● Written exercise: Identify each line below that contains the word "JSON", and copy it out.

══════════════════════════════

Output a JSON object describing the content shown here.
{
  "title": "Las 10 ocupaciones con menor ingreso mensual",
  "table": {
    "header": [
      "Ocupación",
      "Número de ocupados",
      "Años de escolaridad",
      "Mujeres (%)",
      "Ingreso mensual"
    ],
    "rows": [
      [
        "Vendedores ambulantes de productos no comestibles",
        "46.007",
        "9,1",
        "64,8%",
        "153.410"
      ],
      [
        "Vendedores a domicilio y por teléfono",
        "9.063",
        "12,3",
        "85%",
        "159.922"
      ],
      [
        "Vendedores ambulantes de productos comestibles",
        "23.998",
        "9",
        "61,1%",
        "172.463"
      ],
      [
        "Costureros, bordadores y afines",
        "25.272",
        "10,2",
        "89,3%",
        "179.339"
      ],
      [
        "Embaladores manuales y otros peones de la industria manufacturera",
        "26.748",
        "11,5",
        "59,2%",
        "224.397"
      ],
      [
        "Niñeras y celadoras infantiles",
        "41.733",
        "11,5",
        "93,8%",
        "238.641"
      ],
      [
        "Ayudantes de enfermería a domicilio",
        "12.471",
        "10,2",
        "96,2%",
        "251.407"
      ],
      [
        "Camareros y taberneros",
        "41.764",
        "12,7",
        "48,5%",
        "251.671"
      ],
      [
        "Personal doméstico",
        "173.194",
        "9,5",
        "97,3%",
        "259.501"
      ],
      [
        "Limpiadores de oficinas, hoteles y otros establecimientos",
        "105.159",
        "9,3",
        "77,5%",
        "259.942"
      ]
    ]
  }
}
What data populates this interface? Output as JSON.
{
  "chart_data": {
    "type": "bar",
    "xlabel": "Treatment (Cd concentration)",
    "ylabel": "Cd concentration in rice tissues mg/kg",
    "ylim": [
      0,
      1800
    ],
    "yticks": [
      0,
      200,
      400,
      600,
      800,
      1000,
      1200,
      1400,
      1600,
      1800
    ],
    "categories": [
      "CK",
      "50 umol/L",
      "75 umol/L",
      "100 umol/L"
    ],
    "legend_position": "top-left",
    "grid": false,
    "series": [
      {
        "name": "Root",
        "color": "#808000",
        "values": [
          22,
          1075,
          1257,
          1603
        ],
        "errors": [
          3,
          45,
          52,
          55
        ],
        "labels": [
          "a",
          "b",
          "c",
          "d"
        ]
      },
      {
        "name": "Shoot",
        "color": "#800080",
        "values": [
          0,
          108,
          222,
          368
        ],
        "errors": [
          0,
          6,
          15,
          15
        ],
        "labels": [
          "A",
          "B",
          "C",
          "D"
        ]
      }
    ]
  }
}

══════════════════════════════

● Problem solution:
Output a JSON object describing the content shown here.
What data populates this interface? Output as JSON.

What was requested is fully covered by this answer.